▶ _TASK TO COMPLETE_
Retype each record below word for word. Leave the pictures out.

▶ _DATA SHOWN_
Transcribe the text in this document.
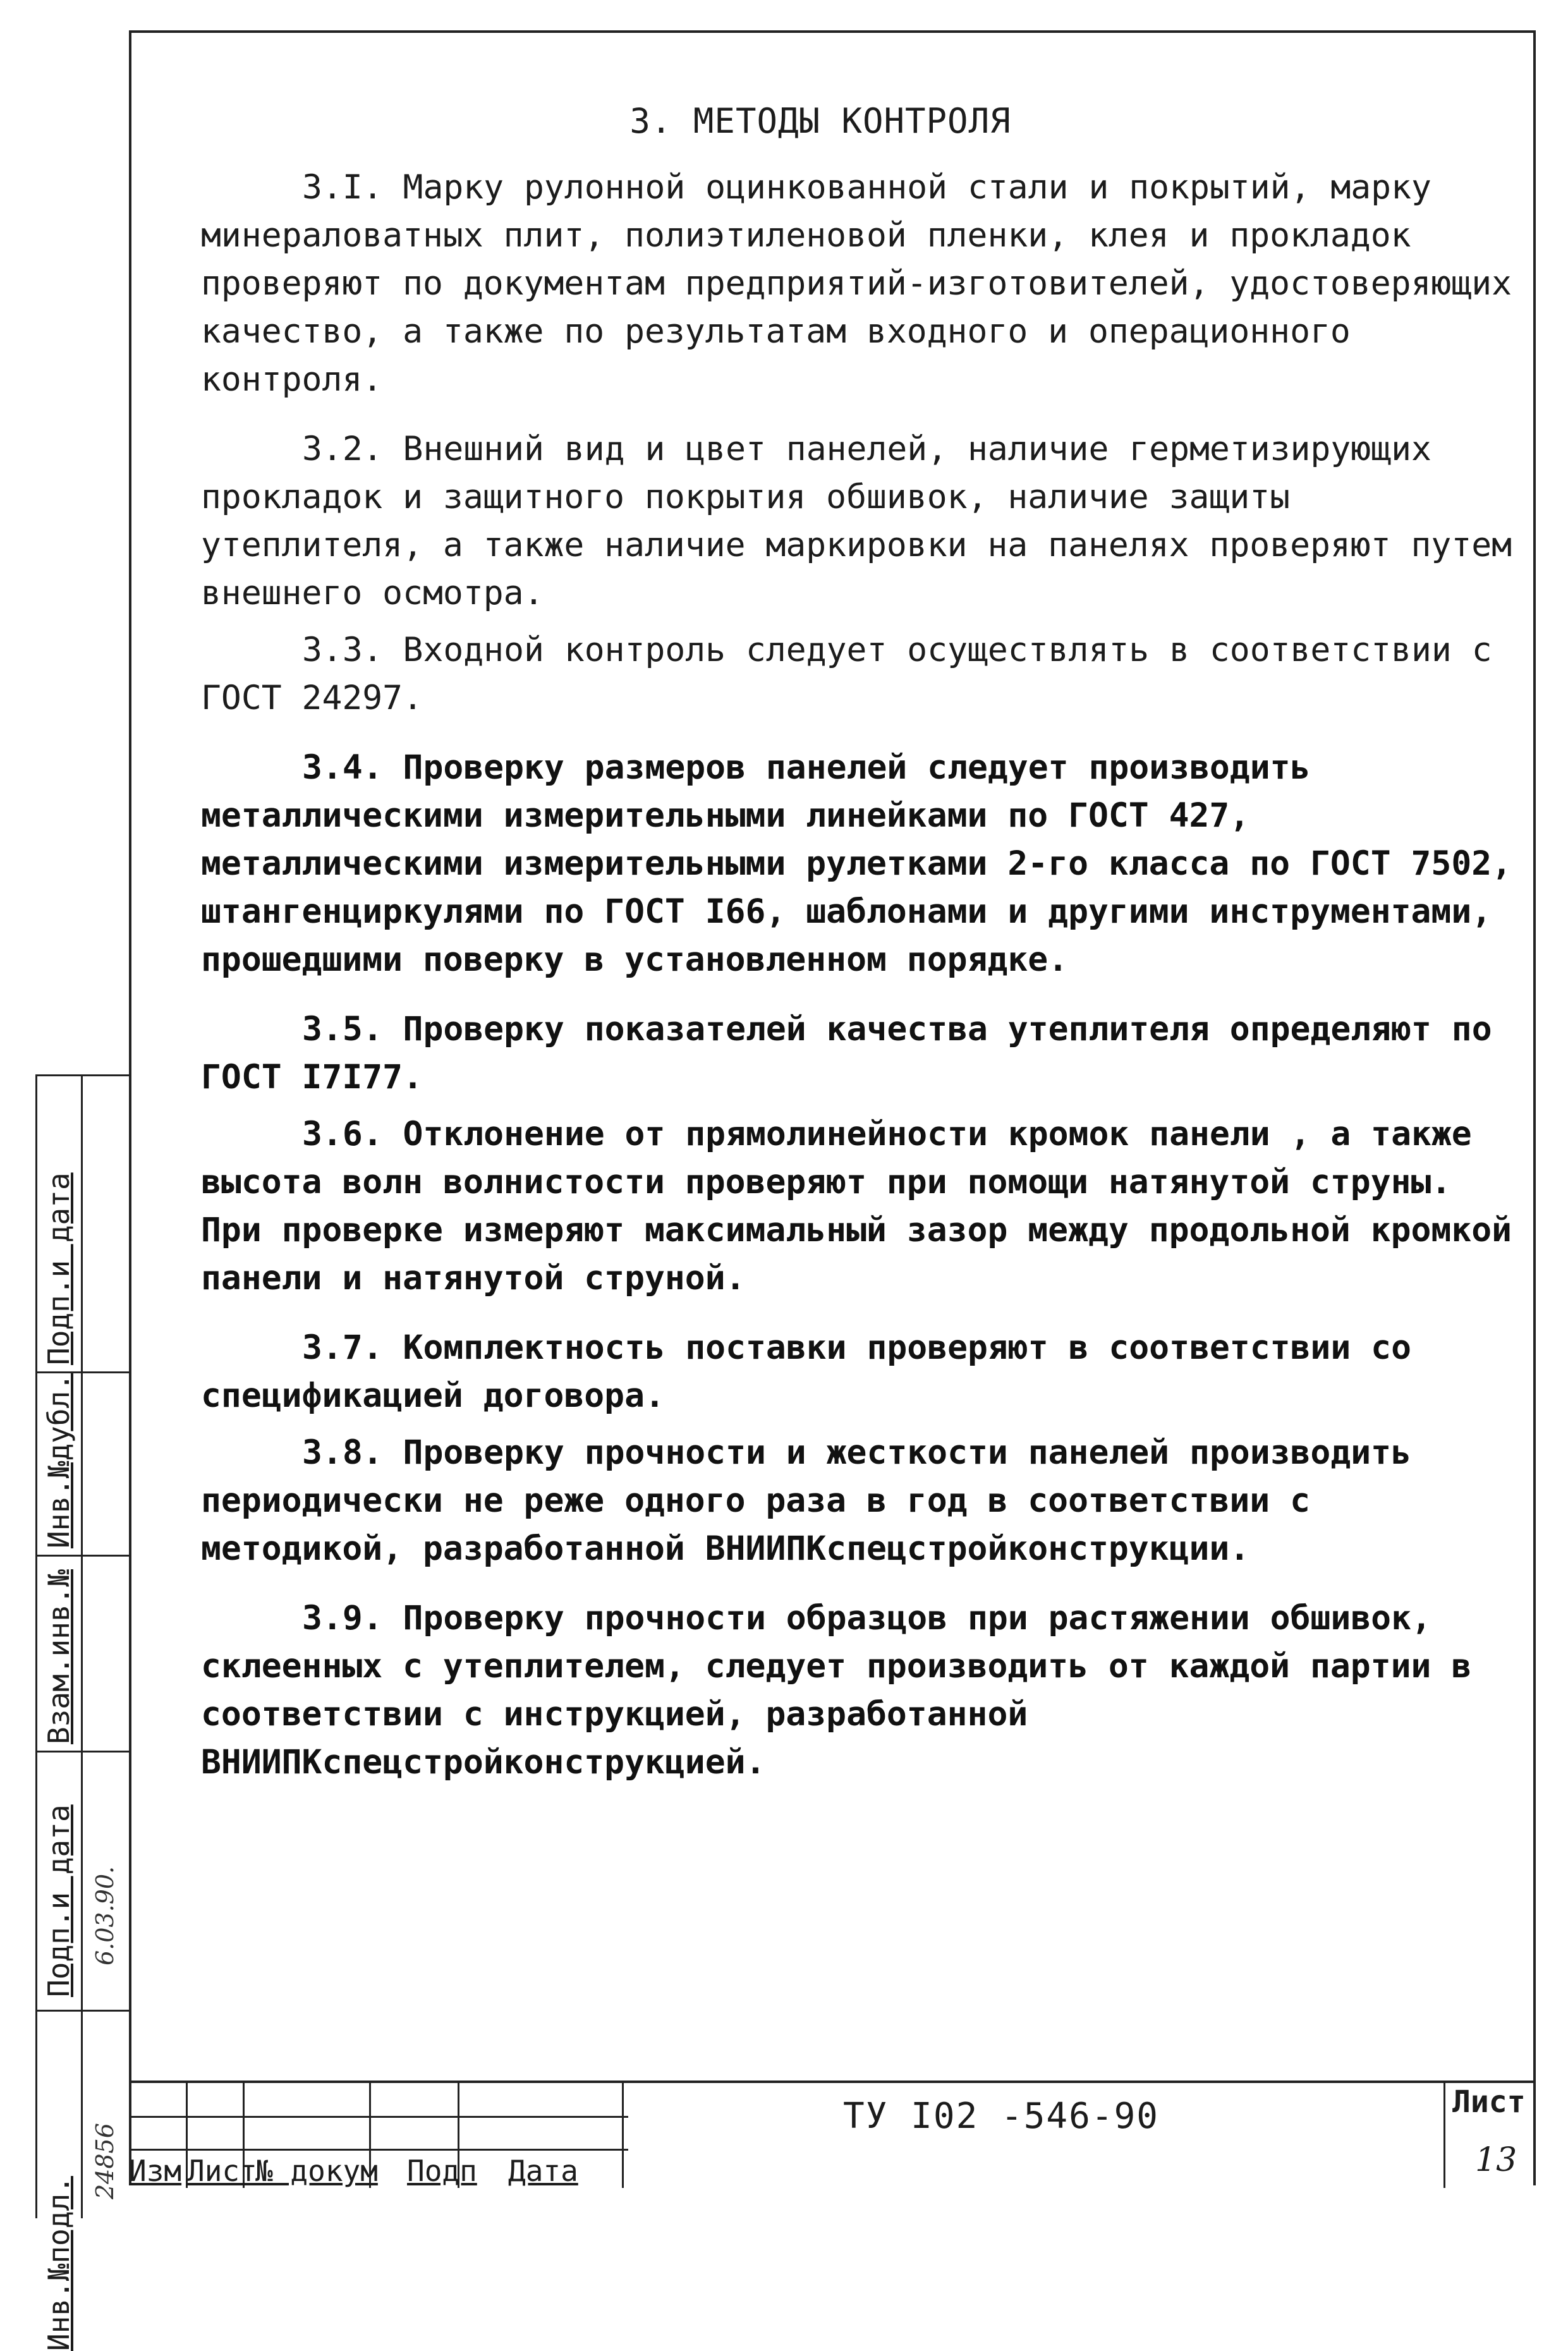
3. МЕТОДЫ КОНТРОЛЯ

3.I. Марку рулонной оцинкованной стали и покрытий, марку минераловатных плит, полиэтиленовой пленки, клея и прокладок проверяют по документам предприятий-изготовителей, удостоверяющих качество, а также по результатам входного и операционного контроля.

3.2. Внешний вид и цвет панелей, наличие герметизирующих прокладок и защитного покрытия обшивок, наличие защиты утеплителя, а также наличие маркировки на панелях проверяют путем внешнего осмотра.

3.3. Входной контроль следует осуществлять в соответствии с ГОСТ 24297.

3.4. Проверку размеров панелей следует производить металлическими измерительными линейками по ГОСТ 427, металлическими измерительными рулетками 2-го класса по ГОСТ 7502, штангенциркулями по ГОСТ I66, шаблонами и другими инструментами, прошедшими поверку в установленном порядке.

3.5. Проверку показателей качества утеплителя определяют по ГОСТ I7I77.

3.6. Отклонение от прямолинейности кромок панели , а также высота волн волнистости проверяют при помощи натянутой струны. При проверке измеряют максимальный зазор между продольной кромкой панели и натянутой струной.

3.7. Комплектность поставки проверяют в соответствии со спецификацией договора.

3.8. Проверку прочности и жесткости панелей производить периодически не реже одного раза в год в соответствии с методикой, разработанной ВНИИПКспецстройконструкции.

3.9. Проверку прочности образцов при растяжении обшивок, склеенных с утеплителем, следует производить от каждой партии в соответствии с инструкцией, разработанной ВНИИПКспецстройконструкцией.

Инв.№подл.
Подп.и дата
Взам.инв.№
Инв.№дубл.
Подп.и дата
24856
6.03.90.
Изм Лист
№ докум Подп Дата
ТУ I02 -546-90	Лист
13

▶ _RESPONSE BELOW_
Transcribe the text in this document.
3. МЕТОДЫ КОНТРОЛЯ

3.I. Марку рулонной оцинкованной стали и покрытий, марку минераловатных плит, полиэтиленовой пленки, клея и прокладок проверяют по документам предприятий-изготовителей, удостоверяющих качество, а также по результатам входного и операционного контроля.

3.2. Внешний вид и цвет панелей, наличие герметизирующих прокладок и защитного покрытия обшивок, наличие защиты утеплителя, а также наличие маркировки на панелях проверяют путем внешнего осмотра.

3.3. Входной контроль следует осуществлять в соответствии с ГОСТ 24297.

3.4. Проверку размеров панелей следует производить металлическими измерительными линейками по ГОСТ 427, металлическими измерительными рулетками 2-го класса по ГОСТ 7502, штангенциркулями по ГОСТ I66, шаблонами и другими инструментами, прошедшими поверку в установленном порядке.

3.5. Проверку показателей качества утеплителя определяют по ГОСТ I7I77.

3.6. Отклонение от прямолинейности кромок панели , а также высота волн волнистости проверяют при помощи натянутой струны. При проверке измеряют максимальный зазор между продольной кромкой панели и натянутой струной.

3.7. Комплектность поставки проверяют в соответствии со спецификацией договора.

3.8. Проверку прочности и жесткости панелей производить периодически не реже одного раза в год в соответствии с методикой, разработанной ВНИИПКспецстройконструкции.

3.9. Проверку прочности образцов при растяжении обшивок, склеенных с утеплителем, следует производить от каждой партии в соответствии с инструкцией, разработанной ВНИИПКспецстройконструкцией.

Инв.№подл.
Подп.и дата
Взам.инв.№
Инв.№дубл.
Подп.и дата
24856
6.03.90.
Изм Лист
№ докум Подп Дата
ТУ I02 -546-90	Лист
13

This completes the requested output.